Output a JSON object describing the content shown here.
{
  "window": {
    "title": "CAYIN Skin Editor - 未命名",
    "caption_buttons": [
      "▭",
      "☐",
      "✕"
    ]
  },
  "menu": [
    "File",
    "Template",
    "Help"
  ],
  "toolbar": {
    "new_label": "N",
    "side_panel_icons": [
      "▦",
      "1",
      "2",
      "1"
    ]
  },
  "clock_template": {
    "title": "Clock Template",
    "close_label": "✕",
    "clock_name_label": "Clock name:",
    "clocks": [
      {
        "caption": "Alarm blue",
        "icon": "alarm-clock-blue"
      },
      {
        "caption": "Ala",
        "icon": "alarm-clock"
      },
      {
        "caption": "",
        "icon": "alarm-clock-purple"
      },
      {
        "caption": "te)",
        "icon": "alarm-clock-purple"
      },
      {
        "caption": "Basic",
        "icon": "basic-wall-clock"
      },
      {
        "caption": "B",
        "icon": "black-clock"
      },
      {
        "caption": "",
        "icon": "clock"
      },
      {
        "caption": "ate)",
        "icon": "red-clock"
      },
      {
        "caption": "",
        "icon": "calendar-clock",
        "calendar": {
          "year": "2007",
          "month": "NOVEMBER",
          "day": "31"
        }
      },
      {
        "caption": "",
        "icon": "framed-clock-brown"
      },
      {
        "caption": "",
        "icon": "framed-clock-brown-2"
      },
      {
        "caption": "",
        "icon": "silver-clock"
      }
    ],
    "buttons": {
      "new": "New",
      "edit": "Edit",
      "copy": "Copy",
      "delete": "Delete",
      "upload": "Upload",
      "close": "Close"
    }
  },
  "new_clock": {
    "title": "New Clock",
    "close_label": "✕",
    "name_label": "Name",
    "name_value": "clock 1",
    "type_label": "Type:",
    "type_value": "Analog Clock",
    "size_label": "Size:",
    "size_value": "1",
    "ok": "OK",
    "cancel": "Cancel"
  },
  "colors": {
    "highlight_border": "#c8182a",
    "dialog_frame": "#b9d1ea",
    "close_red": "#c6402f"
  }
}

● Work to do:
Say how many lines in the records hold "framed", with the number as the whole reply.

● Output:
2